Figure dataset records:
┄┄┄┄┄┄┄┄┄┄┄┄┄┄┄┄┄┄┄┄

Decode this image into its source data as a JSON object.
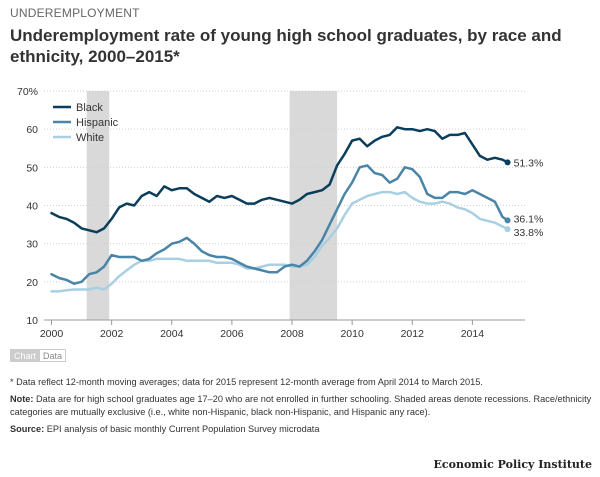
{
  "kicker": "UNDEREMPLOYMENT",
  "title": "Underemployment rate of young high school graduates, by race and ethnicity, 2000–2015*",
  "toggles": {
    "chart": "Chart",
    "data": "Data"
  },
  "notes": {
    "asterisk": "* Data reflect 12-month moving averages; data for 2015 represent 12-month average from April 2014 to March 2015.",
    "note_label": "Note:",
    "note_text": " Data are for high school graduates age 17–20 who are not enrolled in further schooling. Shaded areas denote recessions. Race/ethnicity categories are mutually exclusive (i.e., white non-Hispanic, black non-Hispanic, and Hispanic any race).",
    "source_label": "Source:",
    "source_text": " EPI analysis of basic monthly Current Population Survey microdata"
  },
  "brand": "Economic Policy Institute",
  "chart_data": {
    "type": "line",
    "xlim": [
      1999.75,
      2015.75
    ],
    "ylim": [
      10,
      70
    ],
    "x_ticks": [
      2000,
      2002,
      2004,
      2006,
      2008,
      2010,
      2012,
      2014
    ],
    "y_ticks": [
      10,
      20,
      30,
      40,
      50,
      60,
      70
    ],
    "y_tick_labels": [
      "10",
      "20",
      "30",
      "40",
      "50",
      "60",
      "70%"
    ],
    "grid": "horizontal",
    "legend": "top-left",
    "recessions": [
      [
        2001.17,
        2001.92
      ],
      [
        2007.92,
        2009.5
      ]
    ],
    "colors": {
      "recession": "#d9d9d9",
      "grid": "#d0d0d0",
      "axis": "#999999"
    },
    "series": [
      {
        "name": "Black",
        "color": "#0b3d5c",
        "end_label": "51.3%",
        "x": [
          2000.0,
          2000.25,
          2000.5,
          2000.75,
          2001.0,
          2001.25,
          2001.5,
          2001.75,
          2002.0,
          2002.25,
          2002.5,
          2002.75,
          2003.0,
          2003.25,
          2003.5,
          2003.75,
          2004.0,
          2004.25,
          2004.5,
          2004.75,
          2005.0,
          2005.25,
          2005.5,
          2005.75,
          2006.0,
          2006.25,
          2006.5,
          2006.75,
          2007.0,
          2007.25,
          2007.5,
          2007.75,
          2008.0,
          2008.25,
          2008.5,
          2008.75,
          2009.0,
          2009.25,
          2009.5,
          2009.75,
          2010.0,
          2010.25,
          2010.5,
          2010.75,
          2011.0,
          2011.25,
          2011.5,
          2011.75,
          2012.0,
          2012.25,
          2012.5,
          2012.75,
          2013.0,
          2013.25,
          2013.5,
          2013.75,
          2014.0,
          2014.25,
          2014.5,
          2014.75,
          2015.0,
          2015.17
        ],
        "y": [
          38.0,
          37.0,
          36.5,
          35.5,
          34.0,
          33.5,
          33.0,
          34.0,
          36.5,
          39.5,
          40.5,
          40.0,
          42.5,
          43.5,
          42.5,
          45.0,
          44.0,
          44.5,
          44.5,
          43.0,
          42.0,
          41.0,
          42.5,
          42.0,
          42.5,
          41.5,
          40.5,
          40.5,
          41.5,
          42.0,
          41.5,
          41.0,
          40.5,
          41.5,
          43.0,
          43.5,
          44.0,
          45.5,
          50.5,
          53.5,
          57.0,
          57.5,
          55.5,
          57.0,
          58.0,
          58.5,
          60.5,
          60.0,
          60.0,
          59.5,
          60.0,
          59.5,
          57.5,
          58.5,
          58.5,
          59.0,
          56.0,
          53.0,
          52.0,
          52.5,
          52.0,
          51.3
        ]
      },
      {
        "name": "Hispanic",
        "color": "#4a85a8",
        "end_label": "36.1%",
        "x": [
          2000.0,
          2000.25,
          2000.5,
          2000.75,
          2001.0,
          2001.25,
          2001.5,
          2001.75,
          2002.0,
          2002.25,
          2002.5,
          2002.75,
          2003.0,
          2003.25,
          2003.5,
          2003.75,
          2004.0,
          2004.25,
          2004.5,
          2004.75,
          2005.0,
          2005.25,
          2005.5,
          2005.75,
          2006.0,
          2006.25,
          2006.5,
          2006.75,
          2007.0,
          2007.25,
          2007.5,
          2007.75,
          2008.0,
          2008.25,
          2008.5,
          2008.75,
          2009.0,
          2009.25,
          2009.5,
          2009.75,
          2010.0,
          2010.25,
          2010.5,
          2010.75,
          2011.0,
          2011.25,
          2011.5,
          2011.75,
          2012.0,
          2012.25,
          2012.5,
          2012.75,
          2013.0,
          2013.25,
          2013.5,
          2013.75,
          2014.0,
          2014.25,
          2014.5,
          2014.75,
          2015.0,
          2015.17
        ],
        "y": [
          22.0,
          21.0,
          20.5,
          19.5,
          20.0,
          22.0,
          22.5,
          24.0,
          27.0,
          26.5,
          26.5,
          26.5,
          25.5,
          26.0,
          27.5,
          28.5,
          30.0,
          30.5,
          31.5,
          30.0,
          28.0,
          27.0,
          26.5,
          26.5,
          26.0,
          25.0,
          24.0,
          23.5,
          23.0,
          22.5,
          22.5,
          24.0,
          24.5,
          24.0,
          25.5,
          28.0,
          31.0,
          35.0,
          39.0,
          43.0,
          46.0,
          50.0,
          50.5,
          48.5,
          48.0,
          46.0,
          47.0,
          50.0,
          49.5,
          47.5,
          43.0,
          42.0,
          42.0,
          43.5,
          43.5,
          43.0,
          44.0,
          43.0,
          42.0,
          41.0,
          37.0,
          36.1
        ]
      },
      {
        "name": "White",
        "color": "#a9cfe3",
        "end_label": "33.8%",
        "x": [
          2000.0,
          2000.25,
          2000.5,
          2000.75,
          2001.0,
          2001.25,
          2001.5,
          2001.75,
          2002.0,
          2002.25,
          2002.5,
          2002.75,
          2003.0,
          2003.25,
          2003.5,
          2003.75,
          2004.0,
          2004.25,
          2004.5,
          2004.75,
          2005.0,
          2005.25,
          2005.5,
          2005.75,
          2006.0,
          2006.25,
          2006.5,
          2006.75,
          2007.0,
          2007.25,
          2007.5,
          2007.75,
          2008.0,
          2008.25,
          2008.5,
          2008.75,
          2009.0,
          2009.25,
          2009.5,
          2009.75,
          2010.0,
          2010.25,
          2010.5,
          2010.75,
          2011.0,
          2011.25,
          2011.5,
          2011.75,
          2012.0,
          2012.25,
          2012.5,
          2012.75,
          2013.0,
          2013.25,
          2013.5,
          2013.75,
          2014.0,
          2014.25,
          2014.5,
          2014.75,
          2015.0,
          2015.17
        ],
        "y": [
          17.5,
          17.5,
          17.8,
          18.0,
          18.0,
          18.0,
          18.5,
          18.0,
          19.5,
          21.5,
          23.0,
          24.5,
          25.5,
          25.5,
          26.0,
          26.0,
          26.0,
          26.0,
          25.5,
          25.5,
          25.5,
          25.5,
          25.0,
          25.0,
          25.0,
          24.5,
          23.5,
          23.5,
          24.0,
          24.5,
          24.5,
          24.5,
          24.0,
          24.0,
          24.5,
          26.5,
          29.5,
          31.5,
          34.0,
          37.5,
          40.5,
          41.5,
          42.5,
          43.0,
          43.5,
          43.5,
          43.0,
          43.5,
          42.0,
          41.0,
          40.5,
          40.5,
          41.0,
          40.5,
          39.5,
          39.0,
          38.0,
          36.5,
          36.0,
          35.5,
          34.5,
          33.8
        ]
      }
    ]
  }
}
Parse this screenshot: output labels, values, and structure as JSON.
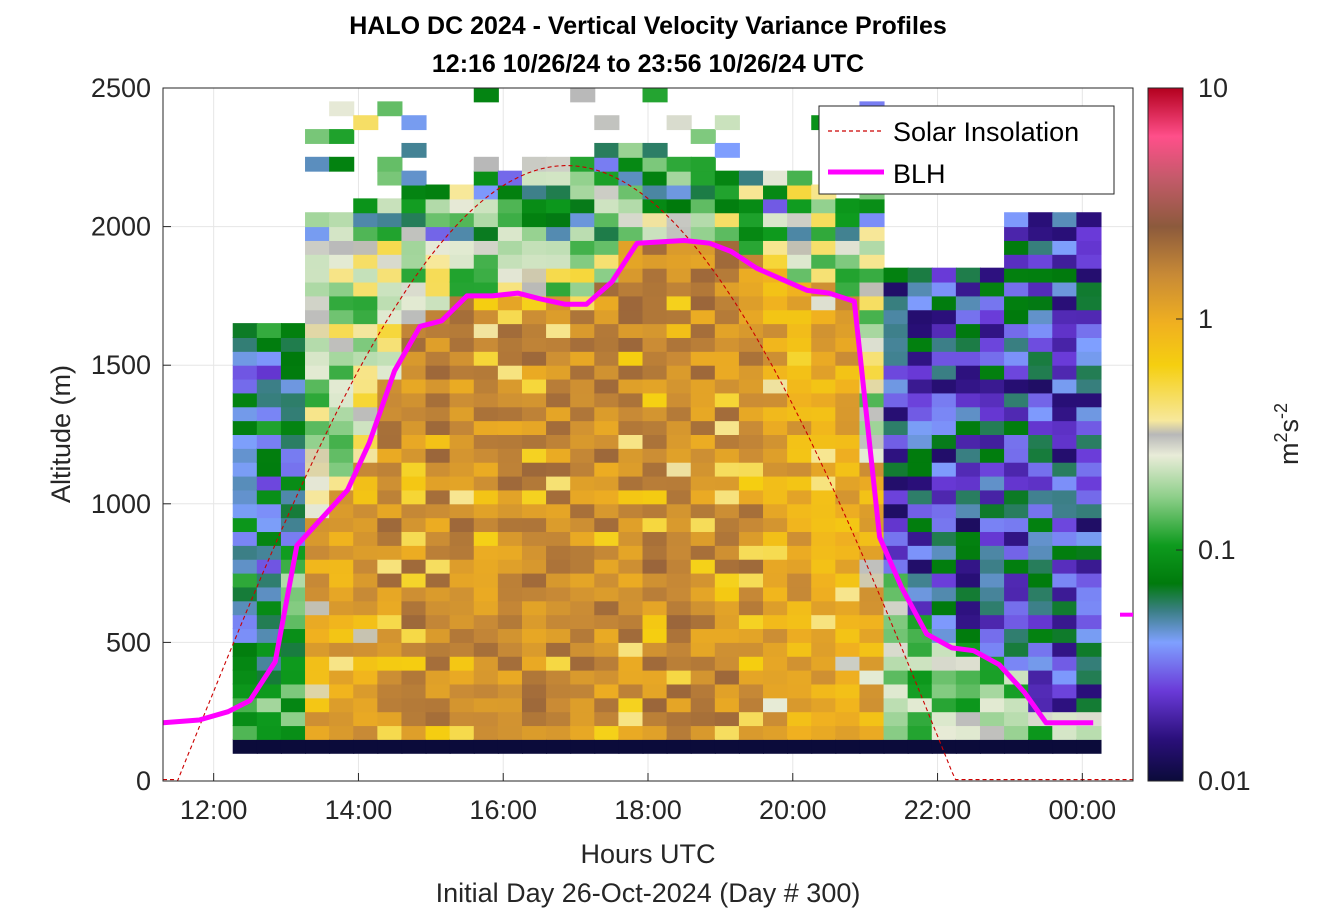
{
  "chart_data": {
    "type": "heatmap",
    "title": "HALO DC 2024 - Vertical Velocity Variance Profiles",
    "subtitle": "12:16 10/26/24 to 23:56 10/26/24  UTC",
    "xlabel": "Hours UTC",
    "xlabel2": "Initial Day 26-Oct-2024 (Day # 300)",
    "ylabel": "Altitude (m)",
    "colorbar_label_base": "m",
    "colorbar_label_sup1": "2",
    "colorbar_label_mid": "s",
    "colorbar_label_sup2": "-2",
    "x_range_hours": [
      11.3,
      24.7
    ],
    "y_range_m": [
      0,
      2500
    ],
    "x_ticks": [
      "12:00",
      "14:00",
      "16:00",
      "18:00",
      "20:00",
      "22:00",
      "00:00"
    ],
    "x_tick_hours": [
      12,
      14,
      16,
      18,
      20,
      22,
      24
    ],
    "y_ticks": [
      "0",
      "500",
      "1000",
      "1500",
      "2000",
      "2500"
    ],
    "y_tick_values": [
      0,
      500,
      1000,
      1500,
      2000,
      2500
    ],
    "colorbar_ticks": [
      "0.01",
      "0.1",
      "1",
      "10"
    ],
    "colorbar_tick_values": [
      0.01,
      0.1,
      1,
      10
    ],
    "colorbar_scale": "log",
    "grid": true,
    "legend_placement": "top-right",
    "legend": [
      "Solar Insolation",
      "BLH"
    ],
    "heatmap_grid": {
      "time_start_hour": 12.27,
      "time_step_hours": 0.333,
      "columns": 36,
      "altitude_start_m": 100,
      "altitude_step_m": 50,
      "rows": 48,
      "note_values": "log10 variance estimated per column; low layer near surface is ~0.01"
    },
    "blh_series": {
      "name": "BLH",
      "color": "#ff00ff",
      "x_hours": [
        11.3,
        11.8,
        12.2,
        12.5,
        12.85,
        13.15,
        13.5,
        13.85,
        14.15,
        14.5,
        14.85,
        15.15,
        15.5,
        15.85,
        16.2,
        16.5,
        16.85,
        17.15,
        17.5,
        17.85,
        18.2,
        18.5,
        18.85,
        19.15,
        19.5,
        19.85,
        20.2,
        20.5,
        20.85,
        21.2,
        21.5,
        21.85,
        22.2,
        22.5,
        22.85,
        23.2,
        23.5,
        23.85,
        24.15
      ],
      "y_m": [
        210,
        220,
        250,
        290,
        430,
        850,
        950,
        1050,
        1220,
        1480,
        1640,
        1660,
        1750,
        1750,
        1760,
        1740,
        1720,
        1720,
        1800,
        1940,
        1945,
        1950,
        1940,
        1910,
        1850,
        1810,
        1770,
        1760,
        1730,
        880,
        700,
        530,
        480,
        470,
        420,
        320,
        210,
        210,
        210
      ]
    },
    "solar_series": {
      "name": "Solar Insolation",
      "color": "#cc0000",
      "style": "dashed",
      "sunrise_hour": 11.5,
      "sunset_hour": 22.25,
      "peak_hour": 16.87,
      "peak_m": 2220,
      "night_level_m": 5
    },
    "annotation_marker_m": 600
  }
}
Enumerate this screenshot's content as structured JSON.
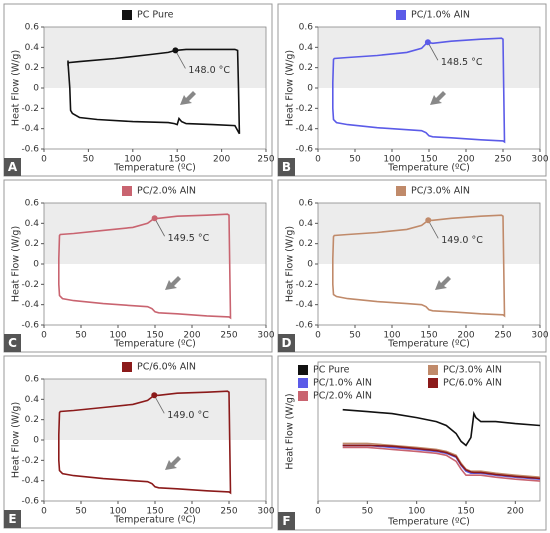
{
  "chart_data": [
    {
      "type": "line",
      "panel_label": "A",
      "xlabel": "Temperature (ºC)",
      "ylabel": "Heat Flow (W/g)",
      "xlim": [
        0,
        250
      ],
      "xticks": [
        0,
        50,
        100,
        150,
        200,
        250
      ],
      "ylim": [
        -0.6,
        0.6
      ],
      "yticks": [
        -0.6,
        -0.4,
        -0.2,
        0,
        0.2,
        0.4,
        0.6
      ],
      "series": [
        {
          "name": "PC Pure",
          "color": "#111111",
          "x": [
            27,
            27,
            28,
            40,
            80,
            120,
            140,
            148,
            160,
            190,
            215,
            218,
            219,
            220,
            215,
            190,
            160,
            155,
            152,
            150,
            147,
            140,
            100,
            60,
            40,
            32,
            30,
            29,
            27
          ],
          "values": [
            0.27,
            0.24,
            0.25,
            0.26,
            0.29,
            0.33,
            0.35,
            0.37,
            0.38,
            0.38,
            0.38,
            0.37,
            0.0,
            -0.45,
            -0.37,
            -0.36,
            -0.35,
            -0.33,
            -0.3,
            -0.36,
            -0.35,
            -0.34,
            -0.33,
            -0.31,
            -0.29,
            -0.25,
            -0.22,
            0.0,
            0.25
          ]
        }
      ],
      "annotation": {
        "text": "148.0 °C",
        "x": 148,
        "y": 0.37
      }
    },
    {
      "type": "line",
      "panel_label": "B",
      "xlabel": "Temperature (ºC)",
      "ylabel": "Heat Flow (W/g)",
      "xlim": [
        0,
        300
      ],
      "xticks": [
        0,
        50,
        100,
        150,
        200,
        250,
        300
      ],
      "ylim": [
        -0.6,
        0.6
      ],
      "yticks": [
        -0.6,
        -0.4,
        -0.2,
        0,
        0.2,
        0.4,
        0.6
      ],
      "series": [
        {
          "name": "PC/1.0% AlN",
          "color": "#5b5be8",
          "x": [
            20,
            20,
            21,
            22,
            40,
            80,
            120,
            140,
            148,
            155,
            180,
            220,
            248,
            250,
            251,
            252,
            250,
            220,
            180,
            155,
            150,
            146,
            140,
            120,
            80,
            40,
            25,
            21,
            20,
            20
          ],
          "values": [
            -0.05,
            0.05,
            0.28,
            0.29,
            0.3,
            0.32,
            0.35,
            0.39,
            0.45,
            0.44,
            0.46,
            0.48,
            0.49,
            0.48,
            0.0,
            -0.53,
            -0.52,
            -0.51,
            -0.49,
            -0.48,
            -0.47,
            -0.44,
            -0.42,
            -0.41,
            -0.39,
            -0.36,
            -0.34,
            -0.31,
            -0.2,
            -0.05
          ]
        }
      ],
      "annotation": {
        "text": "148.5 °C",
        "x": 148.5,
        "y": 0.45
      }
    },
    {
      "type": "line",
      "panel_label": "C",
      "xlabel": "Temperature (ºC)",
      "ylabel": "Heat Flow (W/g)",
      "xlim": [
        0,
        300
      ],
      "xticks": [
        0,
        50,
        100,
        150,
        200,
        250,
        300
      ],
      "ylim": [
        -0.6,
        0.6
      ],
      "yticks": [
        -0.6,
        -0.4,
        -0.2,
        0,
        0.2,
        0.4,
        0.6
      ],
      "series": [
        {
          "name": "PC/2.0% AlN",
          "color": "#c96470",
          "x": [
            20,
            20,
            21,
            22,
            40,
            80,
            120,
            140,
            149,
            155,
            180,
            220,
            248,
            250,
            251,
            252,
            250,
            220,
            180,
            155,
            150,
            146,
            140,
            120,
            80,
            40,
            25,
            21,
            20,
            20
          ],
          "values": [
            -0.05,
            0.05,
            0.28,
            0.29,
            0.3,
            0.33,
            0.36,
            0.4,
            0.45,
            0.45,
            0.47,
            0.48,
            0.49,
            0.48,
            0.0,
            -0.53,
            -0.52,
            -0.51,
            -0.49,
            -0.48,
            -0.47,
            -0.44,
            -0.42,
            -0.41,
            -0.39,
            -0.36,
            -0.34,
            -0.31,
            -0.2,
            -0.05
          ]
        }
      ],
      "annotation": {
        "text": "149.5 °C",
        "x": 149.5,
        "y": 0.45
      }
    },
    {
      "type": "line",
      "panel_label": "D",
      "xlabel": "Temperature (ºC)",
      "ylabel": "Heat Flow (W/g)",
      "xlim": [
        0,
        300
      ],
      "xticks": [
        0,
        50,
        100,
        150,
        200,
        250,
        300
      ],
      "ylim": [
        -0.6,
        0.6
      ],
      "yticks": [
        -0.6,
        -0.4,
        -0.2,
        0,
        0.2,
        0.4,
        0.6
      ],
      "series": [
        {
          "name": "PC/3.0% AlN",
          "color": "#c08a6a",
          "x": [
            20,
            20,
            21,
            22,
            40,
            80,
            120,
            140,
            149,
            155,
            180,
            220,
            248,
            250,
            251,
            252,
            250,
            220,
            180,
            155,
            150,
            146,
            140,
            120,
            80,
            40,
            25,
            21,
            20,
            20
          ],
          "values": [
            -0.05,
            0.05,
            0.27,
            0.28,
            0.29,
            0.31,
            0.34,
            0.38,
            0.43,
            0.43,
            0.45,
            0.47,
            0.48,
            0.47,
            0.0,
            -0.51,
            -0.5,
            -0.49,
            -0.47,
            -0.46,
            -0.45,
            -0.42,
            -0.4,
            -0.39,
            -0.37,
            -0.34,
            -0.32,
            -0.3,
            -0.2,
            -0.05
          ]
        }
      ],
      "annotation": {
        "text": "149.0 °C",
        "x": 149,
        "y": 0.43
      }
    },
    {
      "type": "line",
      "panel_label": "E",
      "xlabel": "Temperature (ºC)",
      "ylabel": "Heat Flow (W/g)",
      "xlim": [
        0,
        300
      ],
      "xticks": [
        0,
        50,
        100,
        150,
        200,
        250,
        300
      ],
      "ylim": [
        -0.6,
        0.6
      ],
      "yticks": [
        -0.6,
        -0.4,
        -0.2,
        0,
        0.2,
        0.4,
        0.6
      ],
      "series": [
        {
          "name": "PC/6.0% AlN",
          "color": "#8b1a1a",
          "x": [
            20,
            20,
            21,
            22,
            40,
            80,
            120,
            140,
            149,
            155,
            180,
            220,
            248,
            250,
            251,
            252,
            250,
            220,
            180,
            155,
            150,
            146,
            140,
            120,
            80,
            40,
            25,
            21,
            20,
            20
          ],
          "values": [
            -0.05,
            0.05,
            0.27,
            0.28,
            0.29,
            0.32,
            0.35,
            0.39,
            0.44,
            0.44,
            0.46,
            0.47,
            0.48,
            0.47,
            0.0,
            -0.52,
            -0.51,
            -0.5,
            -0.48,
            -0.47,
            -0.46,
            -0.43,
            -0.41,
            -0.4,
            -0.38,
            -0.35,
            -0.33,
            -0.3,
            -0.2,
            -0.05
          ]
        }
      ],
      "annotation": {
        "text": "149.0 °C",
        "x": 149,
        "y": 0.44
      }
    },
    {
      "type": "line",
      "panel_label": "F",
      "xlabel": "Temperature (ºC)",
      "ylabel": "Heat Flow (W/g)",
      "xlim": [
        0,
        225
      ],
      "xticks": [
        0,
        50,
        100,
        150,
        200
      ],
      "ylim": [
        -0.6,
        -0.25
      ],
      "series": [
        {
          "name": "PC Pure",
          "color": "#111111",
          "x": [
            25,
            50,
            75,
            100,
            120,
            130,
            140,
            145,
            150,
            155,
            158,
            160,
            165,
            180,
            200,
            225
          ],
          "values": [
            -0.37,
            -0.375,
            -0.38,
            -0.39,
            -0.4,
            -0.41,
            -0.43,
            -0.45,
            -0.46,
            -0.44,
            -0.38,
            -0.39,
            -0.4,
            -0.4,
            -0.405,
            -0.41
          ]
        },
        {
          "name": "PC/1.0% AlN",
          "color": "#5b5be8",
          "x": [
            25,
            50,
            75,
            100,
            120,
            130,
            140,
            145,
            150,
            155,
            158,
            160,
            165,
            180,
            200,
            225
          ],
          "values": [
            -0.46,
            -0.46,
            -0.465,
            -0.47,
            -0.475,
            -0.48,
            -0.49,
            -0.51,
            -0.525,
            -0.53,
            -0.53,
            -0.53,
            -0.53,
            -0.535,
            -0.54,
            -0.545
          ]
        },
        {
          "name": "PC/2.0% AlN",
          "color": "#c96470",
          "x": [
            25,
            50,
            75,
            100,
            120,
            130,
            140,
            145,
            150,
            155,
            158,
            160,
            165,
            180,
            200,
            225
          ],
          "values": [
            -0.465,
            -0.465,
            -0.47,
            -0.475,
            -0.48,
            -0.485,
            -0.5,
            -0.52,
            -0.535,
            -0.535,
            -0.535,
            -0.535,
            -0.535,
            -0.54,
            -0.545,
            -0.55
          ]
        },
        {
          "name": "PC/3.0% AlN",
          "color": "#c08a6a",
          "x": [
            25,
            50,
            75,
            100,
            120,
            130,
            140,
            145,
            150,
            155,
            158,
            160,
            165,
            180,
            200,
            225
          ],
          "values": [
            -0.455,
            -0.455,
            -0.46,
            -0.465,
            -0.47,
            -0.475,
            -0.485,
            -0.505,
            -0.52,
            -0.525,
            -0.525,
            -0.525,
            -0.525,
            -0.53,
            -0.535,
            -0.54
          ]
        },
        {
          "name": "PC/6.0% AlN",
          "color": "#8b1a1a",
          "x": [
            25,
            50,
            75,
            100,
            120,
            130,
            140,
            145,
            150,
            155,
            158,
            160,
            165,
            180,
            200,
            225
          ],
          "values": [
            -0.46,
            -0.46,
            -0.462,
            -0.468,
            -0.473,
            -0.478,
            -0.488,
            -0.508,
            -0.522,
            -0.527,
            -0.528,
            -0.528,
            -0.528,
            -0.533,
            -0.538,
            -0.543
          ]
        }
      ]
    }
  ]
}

┄┄┄┄┄┄┄┄┄┄┄┄┄┄┄┄┄┄┄┄

> [WHAT IS BEING ASKED]:
Locate and copy each line in the data above that includes the word "Insolation".

> [TASK ANSWER]:
      "Solar Insolation",
      "name": "Solar Insolation",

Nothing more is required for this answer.